> [RECORDS FOR THE TASK]
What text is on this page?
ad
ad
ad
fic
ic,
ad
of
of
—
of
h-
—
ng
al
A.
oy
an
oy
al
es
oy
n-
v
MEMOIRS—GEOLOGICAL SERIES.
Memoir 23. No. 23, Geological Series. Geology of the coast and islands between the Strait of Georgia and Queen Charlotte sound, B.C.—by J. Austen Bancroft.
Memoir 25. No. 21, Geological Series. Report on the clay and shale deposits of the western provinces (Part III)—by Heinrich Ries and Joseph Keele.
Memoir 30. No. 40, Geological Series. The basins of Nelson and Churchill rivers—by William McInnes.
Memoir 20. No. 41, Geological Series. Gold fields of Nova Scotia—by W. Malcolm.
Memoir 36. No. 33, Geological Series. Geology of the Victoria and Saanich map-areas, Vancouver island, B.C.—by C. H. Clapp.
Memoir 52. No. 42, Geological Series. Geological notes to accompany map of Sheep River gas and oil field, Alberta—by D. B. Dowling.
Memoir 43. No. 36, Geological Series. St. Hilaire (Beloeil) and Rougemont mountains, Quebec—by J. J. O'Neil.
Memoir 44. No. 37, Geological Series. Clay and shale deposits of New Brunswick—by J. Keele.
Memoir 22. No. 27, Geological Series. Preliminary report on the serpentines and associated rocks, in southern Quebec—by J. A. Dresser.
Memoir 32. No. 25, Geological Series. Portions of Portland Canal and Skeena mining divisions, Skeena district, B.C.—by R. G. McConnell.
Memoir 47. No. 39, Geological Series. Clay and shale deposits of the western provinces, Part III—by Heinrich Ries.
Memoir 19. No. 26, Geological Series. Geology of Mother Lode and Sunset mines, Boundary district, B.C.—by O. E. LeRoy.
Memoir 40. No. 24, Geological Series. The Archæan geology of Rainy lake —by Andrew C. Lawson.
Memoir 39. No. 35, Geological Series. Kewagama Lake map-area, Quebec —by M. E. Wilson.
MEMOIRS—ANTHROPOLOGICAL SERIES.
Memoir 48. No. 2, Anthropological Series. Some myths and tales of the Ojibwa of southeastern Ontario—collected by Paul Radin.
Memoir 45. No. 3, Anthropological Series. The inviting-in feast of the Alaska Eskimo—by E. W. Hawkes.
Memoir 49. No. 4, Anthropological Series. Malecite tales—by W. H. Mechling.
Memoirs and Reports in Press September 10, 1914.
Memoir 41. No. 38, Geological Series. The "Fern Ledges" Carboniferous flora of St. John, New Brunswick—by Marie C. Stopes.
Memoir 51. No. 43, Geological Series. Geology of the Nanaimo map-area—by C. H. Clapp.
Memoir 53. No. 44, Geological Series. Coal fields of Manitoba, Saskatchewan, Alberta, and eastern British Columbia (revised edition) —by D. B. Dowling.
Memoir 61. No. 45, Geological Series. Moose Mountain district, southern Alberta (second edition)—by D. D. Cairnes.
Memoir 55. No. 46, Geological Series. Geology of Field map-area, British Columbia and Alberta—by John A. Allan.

> [GIVEN PROBLEM]
Pull every line containing the word "edition" out of the entries above.

> [ANSWER TO THIS TASK]
Memoir 53. No. 44, Geological Series. Coal fields of Manitoba, Saskatchewan, Alberta, and eastern British Columbia (revised edition) —by D. B. Dowling.
Memoir 61. No. 45, Geological Series. Moose Mountain district, southern Alberta (second edition)—by D. D. Cairnes.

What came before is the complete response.